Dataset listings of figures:
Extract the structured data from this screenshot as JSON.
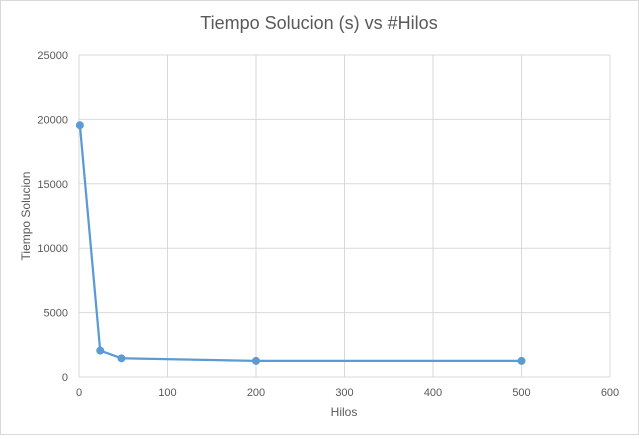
{
  "chart_data": {
    "type": "scatter",
    "title": "Tiempo Solucion (s) vs #Hilos",
    "xlabel": "Hilos",
    "ylabel": "Tiempo Solucion",
    "xlim": [
      0,
      600
    ],
    "ylim": [
      0,
      25000
    ],
    "xticks": [
      0,
      100,
      200,
      300,
      400,
      500,
      600
    ],
    "yticks": [
      0,
      5000,
      10000,
      15000,
      20000,
      25000
    ],
    "grid": true,
    "legend": "none",
    "series": [
      {
        "name": "Tiempo Solucion",
        "color": "#5b9bd5",
        "x": [
          1,
          24,
          48,
          200,
          500
        ],
        "y": [
          19550,
          2050,
          1450,
          1250,
          1250
        ]
      }
    ]
  }
}
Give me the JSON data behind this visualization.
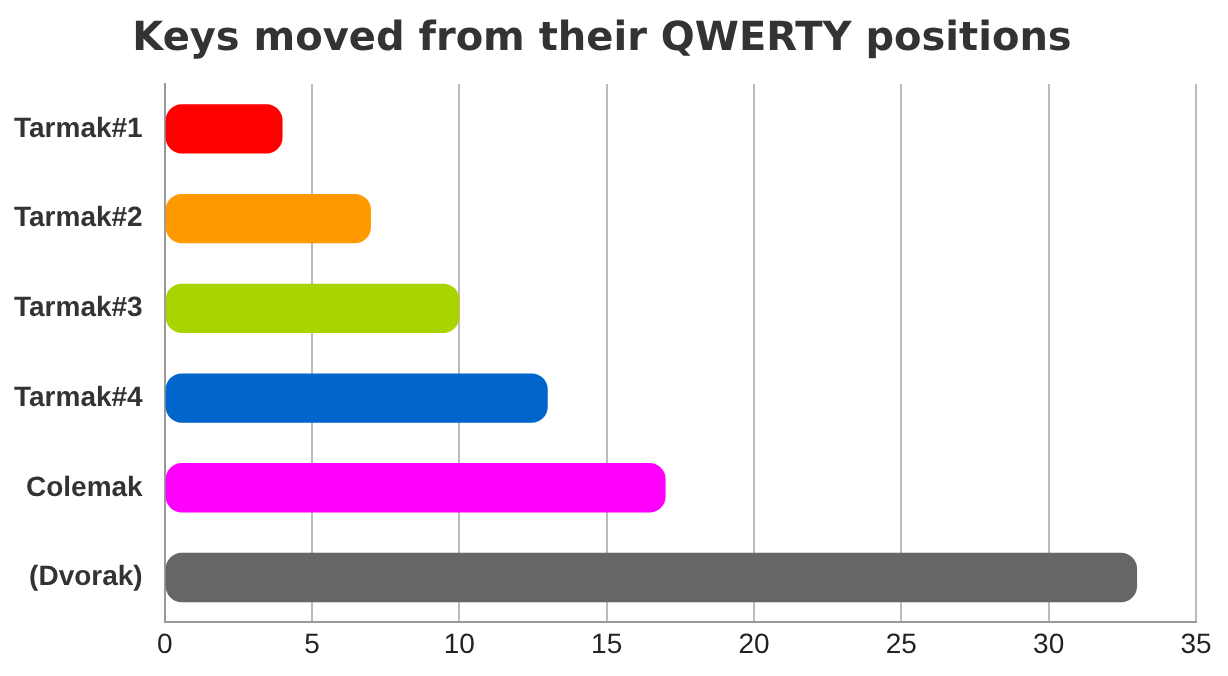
{
  "chart_data": {
    "type": "bar",
    "orientation": "horizontal",
    "title": "Keys moved from their QWERTY positions",
    "categories": [
      "Tarmak#1",
      "Tarmak#2",
      "Tarmak#3",
      "Tarmak#4",
      "Colemak",
      "(Dvorak)"
    ],
    "values": [
      4,
      7,
      10,
      13,
      17,
      33
    ],
    "colors": [
      "#ff0000",
      "#ff9900",
      "#aad400",
      "#0066cc",
      "#ff00ff",
      "#666666"
    ],
    "xlim": [
      0,
      35
    ],
    "xticks": [
      0,
      5,
      10,
      15,
      20,
      25,
      30,
      35
    ],
    "grid": "x",
    "legend": false
  }
}
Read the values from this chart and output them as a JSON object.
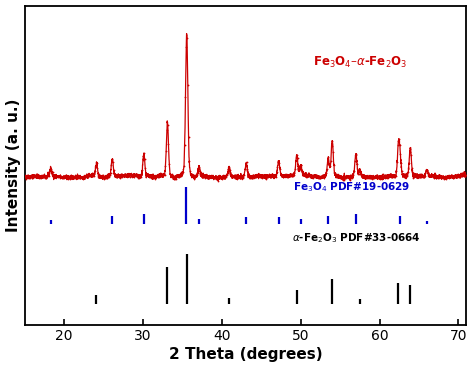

• Stated exercise: Working from the material above, transcribe it exactly while omitting pictures.

• Written solution:
Extract the structured data from this screenshot as JSON.
{
  "chart_data": {
    "type": "scatter",
    "title": "Tiempo Solucion (s) vs #Hilos",
    "xlabel": "Hilos",
    "ylabel": "Tiempo Solucion",
    "xlim": [
      0,
      600
    ],
    "ylim": [
      0,
      25000
    ],
    "xticks": [
      0,
      100,
      200,
      300,
      400,
      500,
      600
    ],
    "yticks": [
      0,
      5000,
      10000,
      15000,
      20000,
      25000
    ],
    "grid": true,
    "legend": "none",
    "series": [
      {
        "name": "Tiempo Solucion",
        "color": "#5b9bd5",
        "x": [
          1,
          24,
          48,
          200,
          500
        ],
        "y": [
          19550,
          2050,
          1450,
          1250,
          1250
        ]
      }
    ]
  }
}
Give me the JSON data behind this visualization.
{
  "chart_data": {
    "type": "bar",
    "orientation": "horizontal",
    "title": "Keys moved from their QWERTY positions",
    "categories": [
      "Tarmak#1",
      "Tarmak#2",
      "Tarmak#3",
      "Tarmak#4",
      "Colemak",
      "(Dvorak)"
    ],
    "values": [
      4,
      7,
      10,
      13,
      17,
      33
    ],
    "colors": [
      "#ff0000",
      "#ff9900",
      "#aad400",
      "#0066cc",
      "#ff00ff",
      "#666666"
    ],
    "xlim": [
      0,
      35
    ],
    "xticks": [
      0,
      5,
      10,
      15,
      20,
      25,
      30,
      35
    ],
    "grid": "x",
    "legend": false
  }
}
Read the values from this chart and output them as a JSON object.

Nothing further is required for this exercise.